TO DO: Each record below should appear again exactly as written.

BEGIN DATA TO USE

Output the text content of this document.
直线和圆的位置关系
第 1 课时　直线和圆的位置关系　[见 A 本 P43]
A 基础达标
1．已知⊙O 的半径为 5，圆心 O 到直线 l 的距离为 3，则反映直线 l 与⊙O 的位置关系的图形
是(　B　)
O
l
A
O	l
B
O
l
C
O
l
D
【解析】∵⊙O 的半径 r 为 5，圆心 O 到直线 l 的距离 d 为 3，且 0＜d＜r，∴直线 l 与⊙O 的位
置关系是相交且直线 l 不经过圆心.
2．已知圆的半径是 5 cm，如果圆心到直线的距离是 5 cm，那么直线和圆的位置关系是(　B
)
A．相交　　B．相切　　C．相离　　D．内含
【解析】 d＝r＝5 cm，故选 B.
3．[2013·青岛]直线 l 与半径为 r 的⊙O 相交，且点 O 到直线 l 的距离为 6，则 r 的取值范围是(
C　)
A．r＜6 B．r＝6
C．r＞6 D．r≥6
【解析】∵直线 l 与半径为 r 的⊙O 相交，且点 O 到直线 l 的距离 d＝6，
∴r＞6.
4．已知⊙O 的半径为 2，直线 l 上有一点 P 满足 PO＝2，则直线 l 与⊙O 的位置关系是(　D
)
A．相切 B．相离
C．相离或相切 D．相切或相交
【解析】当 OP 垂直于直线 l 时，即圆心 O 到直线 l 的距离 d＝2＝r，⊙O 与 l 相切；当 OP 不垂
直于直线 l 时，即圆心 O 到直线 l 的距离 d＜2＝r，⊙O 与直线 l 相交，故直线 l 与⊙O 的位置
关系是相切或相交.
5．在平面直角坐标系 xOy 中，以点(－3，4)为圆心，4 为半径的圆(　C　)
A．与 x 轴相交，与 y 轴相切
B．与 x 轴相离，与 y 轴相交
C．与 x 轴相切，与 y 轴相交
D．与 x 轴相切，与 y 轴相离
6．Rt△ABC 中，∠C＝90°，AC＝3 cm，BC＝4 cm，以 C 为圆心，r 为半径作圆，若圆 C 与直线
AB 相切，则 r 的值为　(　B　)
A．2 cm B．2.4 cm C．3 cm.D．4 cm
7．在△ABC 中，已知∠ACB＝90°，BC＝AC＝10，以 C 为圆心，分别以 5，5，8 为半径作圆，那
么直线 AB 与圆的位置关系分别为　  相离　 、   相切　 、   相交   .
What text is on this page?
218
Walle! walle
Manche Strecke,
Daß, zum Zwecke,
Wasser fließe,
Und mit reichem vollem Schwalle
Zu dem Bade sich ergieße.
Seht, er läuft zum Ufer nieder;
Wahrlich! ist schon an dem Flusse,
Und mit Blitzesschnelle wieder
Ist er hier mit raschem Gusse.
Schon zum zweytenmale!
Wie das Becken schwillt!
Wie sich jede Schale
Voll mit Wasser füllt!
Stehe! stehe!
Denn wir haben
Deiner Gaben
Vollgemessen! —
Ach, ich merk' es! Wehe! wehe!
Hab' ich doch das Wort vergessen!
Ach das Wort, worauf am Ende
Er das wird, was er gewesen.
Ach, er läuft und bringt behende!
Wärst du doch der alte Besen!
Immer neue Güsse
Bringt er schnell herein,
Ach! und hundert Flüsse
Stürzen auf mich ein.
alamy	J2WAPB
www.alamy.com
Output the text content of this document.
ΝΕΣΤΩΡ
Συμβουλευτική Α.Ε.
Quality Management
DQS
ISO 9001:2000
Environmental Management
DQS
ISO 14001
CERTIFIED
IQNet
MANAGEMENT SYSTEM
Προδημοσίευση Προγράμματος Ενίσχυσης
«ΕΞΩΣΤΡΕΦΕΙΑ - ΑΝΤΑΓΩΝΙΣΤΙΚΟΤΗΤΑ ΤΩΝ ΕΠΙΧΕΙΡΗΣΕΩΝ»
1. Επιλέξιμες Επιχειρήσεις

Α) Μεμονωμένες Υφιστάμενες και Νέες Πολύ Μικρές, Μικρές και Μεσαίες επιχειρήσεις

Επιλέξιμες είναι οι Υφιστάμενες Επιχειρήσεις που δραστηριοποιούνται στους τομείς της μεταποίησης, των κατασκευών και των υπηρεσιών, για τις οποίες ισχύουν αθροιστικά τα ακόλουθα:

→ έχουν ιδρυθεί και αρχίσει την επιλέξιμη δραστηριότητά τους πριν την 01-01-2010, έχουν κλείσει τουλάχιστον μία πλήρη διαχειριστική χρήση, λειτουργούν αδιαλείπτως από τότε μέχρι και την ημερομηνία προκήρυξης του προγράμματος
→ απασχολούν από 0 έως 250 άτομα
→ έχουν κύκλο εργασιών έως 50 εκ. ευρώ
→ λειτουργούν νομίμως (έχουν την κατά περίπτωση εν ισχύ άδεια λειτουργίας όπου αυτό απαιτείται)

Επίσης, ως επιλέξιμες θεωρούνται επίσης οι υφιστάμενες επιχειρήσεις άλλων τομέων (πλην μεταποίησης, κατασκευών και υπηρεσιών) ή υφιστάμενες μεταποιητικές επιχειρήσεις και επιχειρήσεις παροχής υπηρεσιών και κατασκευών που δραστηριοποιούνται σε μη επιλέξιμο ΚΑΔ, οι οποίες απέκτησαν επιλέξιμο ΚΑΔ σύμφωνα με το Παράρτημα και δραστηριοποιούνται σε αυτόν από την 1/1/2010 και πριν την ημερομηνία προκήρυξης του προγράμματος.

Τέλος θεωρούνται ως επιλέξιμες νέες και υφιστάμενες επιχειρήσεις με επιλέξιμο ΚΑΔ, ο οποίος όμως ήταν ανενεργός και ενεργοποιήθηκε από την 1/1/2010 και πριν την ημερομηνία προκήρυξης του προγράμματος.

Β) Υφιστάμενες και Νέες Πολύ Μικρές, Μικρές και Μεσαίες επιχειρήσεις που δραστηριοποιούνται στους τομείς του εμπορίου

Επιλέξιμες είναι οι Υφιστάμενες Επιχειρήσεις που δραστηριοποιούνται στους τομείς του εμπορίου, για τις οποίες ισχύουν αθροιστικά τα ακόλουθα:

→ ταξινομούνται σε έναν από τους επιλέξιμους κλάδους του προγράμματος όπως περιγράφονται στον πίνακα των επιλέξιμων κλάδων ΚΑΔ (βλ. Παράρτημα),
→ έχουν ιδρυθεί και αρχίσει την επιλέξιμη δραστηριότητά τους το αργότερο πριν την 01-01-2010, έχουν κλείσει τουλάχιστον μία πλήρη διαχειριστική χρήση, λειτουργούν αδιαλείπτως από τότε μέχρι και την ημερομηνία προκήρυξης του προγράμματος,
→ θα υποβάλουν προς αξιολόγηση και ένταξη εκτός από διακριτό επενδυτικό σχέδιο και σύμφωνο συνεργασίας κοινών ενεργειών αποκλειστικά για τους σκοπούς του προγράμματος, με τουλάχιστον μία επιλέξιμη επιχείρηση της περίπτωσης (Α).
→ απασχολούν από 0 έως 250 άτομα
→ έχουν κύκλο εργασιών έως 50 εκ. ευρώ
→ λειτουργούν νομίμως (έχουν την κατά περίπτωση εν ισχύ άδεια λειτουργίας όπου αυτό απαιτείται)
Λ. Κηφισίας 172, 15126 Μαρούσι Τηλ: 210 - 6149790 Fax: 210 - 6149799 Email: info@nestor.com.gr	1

END DATA TO USE

RESULT:
Output the text content of this document.
直线和圆的位置关系
第 1 课时　直线和圆的位置关系　[见 A 本 P43]
A 基础达标
1．已知⊙O 的半径为 5，圆心 O 到直线 l 的距离为 3，则反映直线 l 与⊙O 的位置关系的图形
是(　B　)
O
l
A
O	l
B
O
l
C
O
l
D
【解析】∵⊙O 的半径 r 为 5，圆心 O 到直线 l 的距离 d 为 3，且 0＜d＜r，∴直线 l 与⊙O 的位
置关系是相交且直线 l 不经过圆心.
2．已知圆的半径是 5 cm，如果圆心到直线的距离是 5 cm，那么直线和圆的位置关系是(　B
)
A．相交　　B．相切　　C．相离　　D．内含
【解析】 d＝r＝5 cm，故选 B.
3．[2013·青岛]直线 l 与半径为 r 的⊙O 相交，且点 O 到直线 l 的距离为 6，则 r 的取值范围是(
C　)
A．r＜6 B．r＝6
C．r＞6 D．r≥6
【解析】∵直线 l 与半径为 r 的⊙O 相交，且点 O 到直线 l 的距离 d＝6，
∴r＞6.
4．已知⊙O 的半径为 2，直线 l 上有一点 P 满足 PO＝2，则直线 l 与⊙O 的位置关系是(　D
)
A．相切 B．相离
C．相离或相切 D．相切或相交
【解析】当 OP 垂直于直线 l 时，即圆心 O 到直线 l 的距离 d＝2＝r，⊙O 与 l 相切；当 OP 不垂
直于直线 l 时，即圆心 O 到直线 l 的距离 d＜2＝r，⊙O 与直线 l 相交，故直线 l 与⊙O 的位置
关系是相切或相交.
5．在平面直角坐标系 xOy 中，以点(－3，4)为圆心，4 为半径的圆(　C　)
A．与 x 轴相交，与 y 轴相切
B．与 x 轴相离，与 y 轴相交
C．与 x 轴相切，与 y 轴相交
D．与 x 轴相切，与 y 轴相离
6．Rt△ABC 中，∠C＝90°，AC＝3 cm，BC＝4 cm，以 C 为圆心，r 为半径作圆，若圆 C 与直线
AB 相切，则 r 的值为　(　B　)
A．2 cm B．2.4 cm C．3 cm.D．4 cm
7．在△ABC 中，已知∠ACB＝90°，BC＝AC＝10，以 C 为圆心，分别以 5，5，8 为半径作圆，那
么直线 AB 与圆的位置关系分别为　  相离　 、   相切　 、   相交   .
What text is on this page?
218
Walle! walle
Manche Strecke,
Daß, zum Zwecke,
Wasser fließe,
Und mit reichem vollem Schwalle
Zu dem Bade sich ergieße.
Seht, er läuft zum Ufer nieder;
Wahrlich! ist schon an dem Flusse,
Und mit Blitzesschnelle wieder
Ist er hier mit raschem Gusse.
Schon zum zweytenmale!
Wie das Becken schwillt!
Wie sich jede Schale
Voll mit Wasser füllt!
Stehe! stehe!
Denn wir haben
Deiner Gaben
Vollgemessen! —
Ach, ich merk' es! Wehe! wehe!
Hab' ich doch das Wort vergessen!
Ach das Wort, worauf am Ende
Er das wird, was er gewesen.
Ach, er läuft und bringt behende!
Wärst du doch der alte Besen!
Immer neue Güsse
Bringt er schnell herein,
Ach! und hundert Flüsse
Stürzen auf mich ein.
alamy	J2WAPB
www.alamy.com
Output the text content of this document.
ΝΕΣΤΩΡ
Συμβουλευτική Α.Ε.
Quality Management
DQS
ISO 9001:2000
Environmental Management
DQS
ISO 14001
CERTIFIED
IQNet
MANAGEMENT SYSTEM
Προδημοσίευση Προγράμματος Ενίσχυσης
«ΕΞΩΣΤΡΕΦΕΙΑ - ΑΝΤΑΓΩΝΙΣΤΙΚΟΤΗΤΑ ΤΩΝ ΕΠΙΧΕΙΡΗΣΕΩΝ»
1. Επιλέξιμες Επιχειρήσεις

Α) Μεμονωμένες Υφιστάμενες και Νέες Πολύ Μικρές, Μικρές και Μεσαίες επιχειρήσεις

Επιλέξιμες είναι οι Υφιστάμενες Επιχειρήσεις που δραστηριοποιούνται στους τομείς της μεταποίησης, των κατασκευών και των υπηρεσιών, για τις οποίες ισχύουν αθροιστικά τα ακόλουθα:

→ έχουν ιδρυθεί και αρχίσει την επιλέξιμη δραστηριότητά τους πριν την 01-01-2010, έχουν κλείσει τουλάχιστον μία πλήρη διαχειριστική χρήση, λειτουργούν αδιαλείπτως από τότε μέχρι και την ημερομηνία προκήρυξης του προγράμματος
→ απασχολούν από 0 έως 250 άτομα
→ έχουν κύκλο εργασιών έως 50 εκ. ευρώ
→ λειτουργούν νομίμως (έχουν την κατά περίπτωση εν ισχύ άδεια λειτουργίας όπου αυτό απαιτείται)

Επίσης, ως επιλέξιμες θεωρούνται επίσης οι υφιστάμενες επιχειρήσεις άλλων τομέων (πλην μεταποίησης, κατασκευών και υπηρεσιών) ή υφιστάμενες μεταποιητικές επιχειρήσεις και επιχειρήσεις παροχής υπηρεσιών και κατασκευών που δραστηριοποιούνται σε μη επιλέξιμο ΚΑΔ, οι οποίες απέκτησαν επιλέξιμο ΚΑΔ σύμφωνα με το Παράρτημα και δραστηριοποιούνται σε αυτόν από την 1/1/2010 και πριν την ημερομηνία προκήρυξης του προγράμματος.

Τέλος θεωρούνται ως επιλέξιμες νέες και υφιστάμενες επιχειρήσεις με επιλέξιμο ΚΑΔ, ο οποίος όμως ήταν ανενεργός και ενεργοποιήθηκε από την 1/1/2010 και πριν την ημερομηνία προκήρυξης του προγράμματος.

Β) Υφιστάμενες και Νέες Πολύ Μικρές, Μικρές και Μεσαίες επιχειρήσεις που δραστηριοποιούνται στους τομείς του εμπορίου

Επιλέξιμες είναι οι Υφιστάμενες Επιχειρήσεις που δραστηριοποιούνται στους τομείς του εμπορίου, για τις οποίες ισχύουν αθροιστικά τα ακόλουθα:

→ ταξινομούνται σε έναν από τους επιλέξιμους κλάδους του προγράμματος όπως περιγράφονται στον πίνακα των επιλέξιμων κλάδων ΚΑΔ (βλ. Παράρτημα),
→ έχουν ιδρυθεί και αρχίσει την επιλέξιμη δραστηριότητά τους το αργότερο πριν την 01-01-2010, έχουν κλείσει τουλάχιστον μία πλήρη διαχειριστική χρήση, λειτουργούν αδιαλείπτως από τότε μέχρι και την ημερομηνία προκήρυξης του προγράμματος,
→ θα υποβάλουν προς αξιολόγηση και ένταξη εκτός από διακριτό επενδυτικό σχέδιο και σύμφωνο συνεργασίας κοινών ενεργειών αποκλειστικά για τους σκοπούς του προγράμματος, με τουλάχιστον μία επιλέξιμη επιχείρηση της περίπτωσης (Α).
→ απασχολούν από 0 έως 250 άτομα
→ έχουν κύκλο εργασιών έως 50 εκ. ευρώ
→ λειτουργούν νομίμως (έχουν την κατά περίπτωση εν ισχύ άδεια λειτουργίας όπου αυτό απαιτείται)
Λ. Κηφισίας 172, 15126 Μαρούσι Τηλ: 210 - 6149790 Fax: 210 - 6149799 Email: info@nestor.com.gr	1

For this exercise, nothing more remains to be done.